> Task: Read the entries below and pull out each line with the string "eksternal".

(Data records)
───

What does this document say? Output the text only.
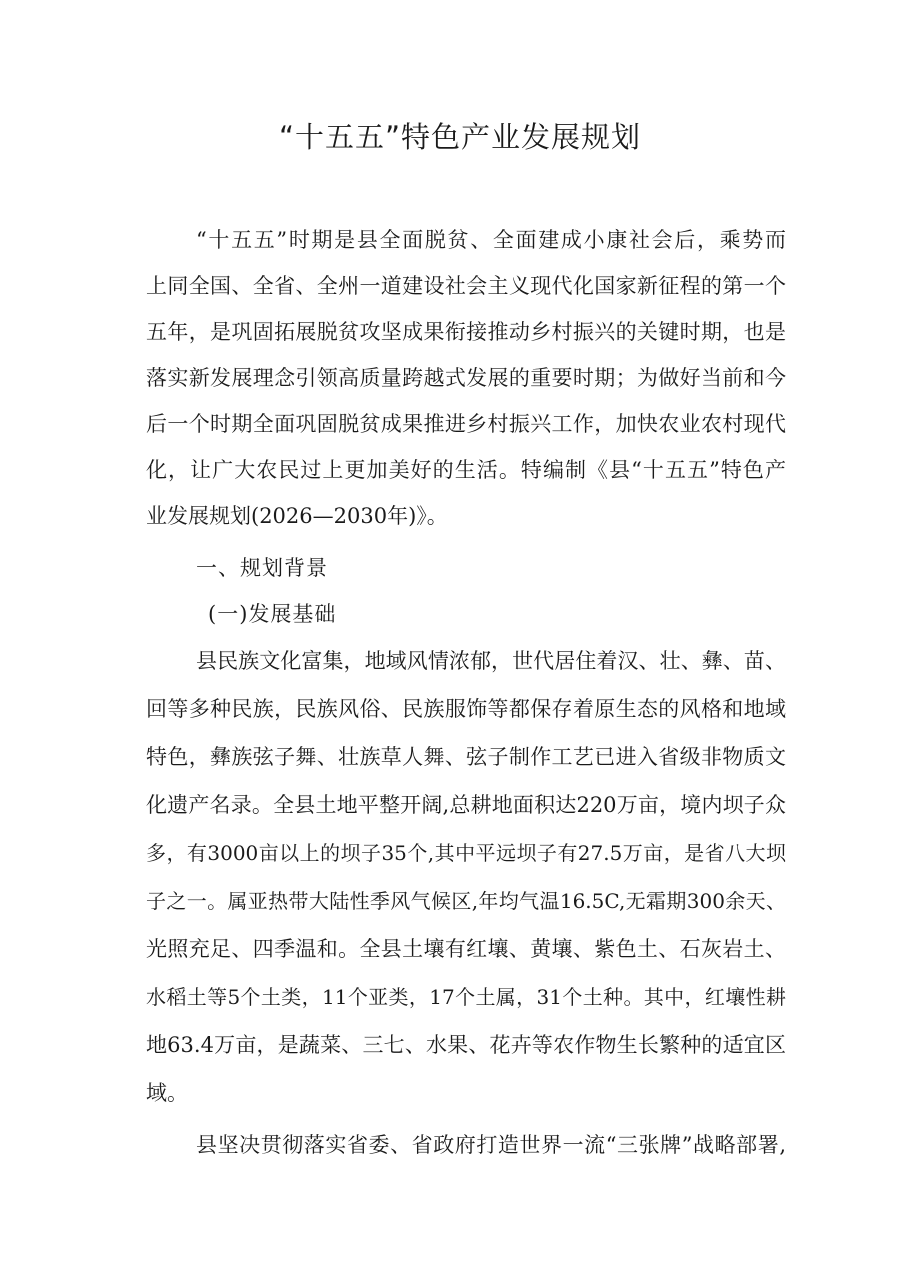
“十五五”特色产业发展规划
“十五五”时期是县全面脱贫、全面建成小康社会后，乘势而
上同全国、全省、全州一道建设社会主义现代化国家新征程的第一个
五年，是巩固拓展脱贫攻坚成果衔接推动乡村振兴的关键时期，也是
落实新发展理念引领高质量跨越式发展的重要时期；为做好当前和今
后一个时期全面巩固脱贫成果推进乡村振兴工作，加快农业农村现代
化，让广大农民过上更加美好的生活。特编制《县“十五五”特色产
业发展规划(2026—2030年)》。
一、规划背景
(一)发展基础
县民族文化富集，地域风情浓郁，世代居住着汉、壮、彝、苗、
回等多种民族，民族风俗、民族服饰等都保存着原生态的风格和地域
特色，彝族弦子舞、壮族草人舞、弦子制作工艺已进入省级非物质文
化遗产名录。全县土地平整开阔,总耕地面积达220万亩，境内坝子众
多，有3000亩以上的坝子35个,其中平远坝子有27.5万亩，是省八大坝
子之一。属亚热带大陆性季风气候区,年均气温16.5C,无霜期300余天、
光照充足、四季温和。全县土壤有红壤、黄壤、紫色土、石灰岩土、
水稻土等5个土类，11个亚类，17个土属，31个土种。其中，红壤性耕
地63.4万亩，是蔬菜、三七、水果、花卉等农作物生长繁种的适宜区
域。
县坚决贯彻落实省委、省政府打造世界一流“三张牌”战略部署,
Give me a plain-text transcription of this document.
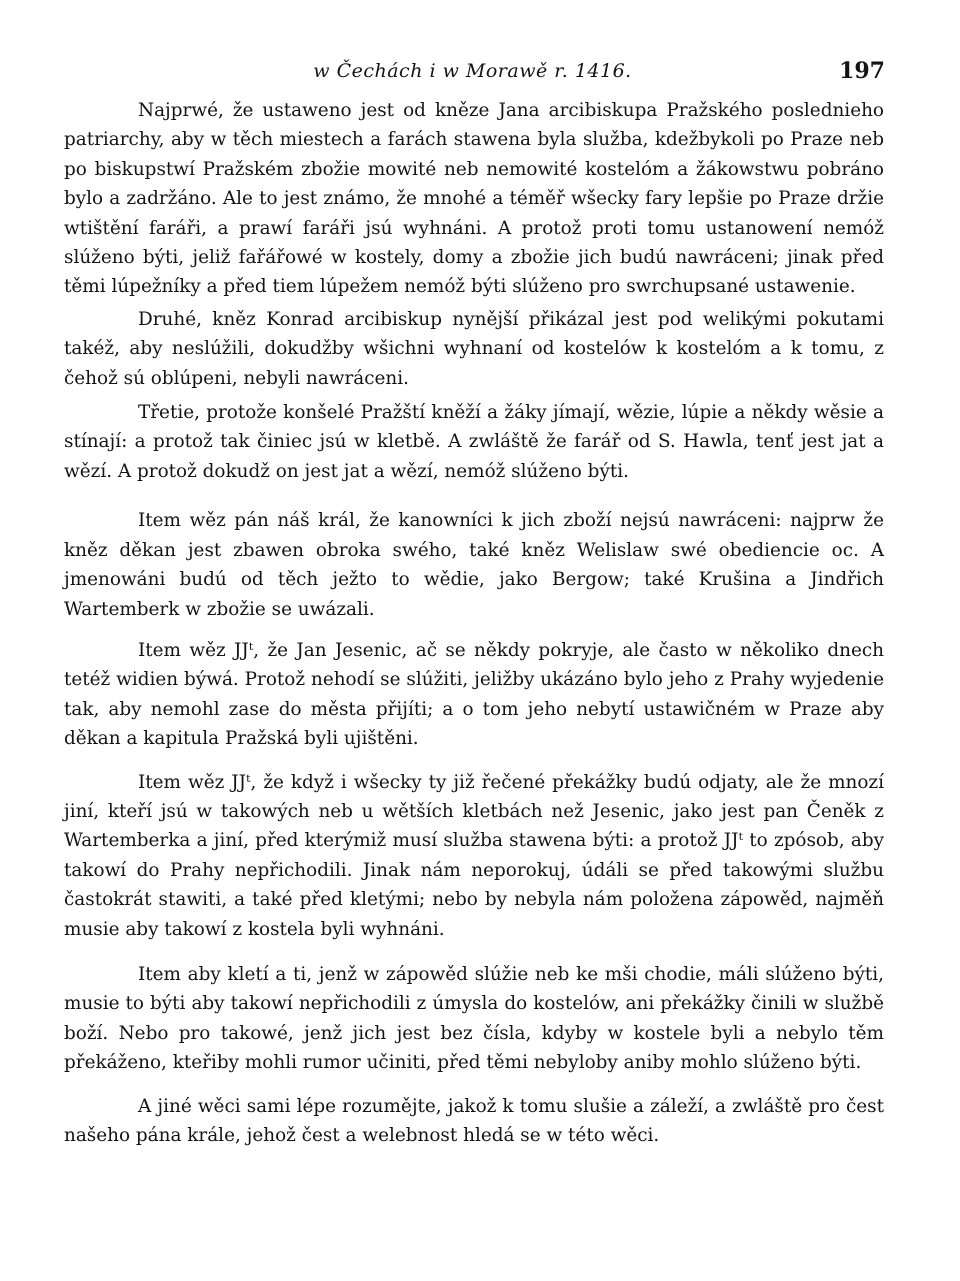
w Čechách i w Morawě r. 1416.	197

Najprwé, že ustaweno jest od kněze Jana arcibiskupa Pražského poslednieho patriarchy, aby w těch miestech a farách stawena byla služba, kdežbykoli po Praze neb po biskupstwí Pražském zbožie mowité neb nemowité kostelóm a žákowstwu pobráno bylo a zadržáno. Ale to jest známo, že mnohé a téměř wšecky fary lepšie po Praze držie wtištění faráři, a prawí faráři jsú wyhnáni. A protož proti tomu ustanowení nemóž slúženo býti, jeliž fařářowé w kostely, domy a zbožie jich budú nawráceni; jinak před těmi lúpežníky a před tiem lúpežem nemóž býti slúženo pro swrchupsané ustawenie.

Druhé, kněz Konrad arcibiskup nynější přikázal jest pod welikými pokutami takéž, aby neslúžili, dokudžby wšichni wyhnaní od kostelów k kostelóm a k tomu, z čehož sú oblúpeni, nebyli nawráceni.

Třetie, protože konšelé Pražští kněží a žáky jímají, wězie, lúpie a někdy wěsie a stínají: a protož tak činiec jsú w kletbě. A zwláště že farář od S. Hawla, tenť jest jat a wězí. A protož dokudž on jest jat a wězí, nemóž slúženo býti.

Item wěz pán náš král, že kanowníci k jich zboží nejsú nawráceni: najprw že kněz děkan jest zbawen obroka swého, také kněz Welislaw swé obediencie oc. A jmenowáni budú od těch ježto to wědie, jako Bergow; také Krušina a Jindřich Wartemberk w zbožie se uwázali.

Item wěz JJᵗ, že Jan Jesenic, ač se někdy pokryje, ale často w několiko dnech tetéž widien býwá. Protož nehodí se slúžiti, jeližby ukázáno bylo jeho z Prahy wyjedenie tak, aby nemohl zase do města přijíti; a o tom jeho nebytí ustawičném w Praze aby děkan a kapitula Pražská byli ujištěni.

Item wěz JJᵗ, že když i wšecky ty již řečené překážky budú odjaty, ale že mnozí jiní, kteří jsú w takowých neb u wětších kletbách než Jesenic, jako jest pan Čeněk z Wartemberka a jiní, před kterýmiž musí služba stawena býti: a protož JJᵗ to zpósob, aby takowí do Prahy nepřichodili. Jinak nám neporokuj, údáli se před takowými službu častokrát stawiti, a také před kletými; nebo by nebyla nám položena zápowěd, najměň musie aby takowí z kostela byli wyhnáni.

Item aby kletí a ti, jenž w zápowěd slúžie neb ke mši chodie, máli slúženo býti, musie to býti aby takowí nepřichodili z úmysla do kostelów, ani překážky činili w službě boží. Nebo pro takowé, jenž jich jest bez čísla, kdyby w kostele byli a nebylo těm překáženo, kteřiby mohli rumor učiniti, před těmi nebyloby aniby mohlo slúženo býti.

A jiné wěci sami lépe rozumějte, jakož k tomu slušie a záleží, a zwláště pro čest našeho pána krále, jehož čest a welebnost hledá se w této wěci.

───

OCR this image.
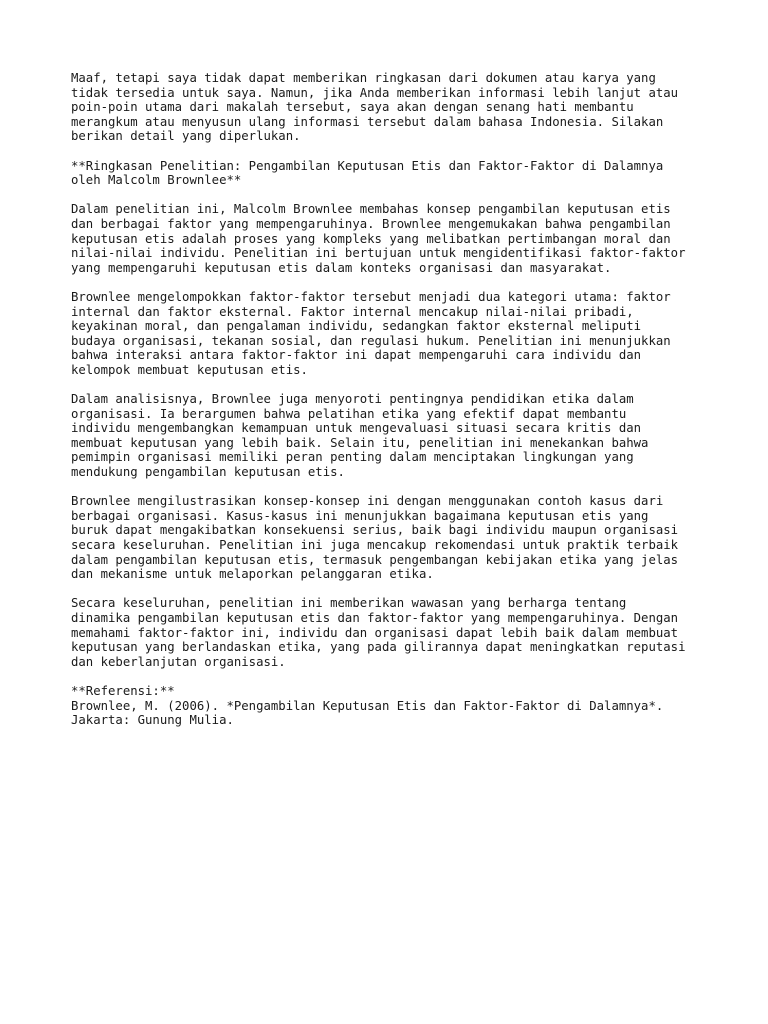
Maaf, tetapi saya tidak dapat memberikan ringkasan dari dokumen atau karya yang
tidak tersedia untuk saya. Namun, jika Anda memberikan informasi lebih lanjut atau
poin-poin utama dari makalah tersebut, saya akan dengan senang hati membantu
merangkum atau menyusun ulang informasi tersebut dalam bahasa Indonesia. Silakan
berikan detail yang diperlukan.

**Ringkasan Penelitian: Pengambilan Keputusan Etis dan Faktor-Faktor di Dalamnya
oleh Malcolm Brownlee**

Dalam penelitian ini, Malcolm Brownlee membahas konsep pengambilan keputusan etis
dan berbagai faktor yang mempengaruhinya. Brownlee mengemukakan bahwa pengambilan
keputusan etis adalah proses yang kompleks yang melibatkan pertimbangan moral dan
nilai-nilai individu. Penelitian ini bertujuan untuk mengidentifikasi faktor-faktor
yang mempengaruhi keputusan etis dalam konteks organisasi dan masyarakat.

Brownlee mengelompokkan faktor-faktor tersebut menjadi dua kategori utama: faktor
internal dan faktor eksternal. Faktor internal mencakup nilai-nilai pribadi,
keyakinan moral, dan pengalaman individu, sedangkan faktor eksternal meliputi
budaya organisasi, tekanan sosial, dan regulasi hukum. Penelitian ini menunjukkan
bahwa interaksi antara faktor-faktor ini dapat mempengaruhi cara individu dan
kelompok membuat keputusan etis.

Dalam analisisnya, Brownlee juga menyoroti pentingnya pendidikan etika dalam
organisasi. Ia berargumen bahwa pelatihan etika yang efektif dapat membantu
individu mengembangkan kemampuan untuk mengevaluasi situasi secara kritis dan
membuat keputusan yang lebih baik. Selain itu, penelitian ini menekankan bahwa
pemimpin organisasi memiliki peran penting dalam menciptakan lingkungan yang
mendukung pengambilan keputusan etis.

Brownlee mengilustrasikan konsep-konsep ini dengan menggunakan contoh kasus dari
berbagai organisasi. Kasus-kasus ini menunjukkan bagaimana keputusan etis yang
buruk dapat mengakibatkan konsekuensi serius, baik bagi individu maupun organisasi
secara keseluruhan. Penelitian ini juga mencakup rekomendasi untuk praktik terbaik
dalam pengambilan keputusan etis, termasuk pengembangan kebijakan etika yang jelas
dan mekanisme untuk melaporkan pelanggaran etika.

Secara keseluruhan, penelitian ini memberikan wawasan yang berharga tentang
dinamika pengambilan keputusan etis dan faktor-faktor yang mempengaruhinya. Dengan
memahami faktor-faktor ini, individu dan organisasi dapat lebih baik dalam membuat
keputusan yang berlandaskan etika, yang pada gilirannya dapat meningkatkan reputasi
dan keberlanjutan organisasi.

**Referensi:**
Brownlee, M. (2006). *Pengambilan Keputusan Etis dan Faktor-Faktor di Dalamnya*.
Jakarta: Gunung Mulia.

───

> Output:
internal dan faktor eksternal. Faktor internal mencakup nilai-nilai pribadi,
keyakinan moral, dan pengalaman individu, sedangkan faktor eksternal meliputi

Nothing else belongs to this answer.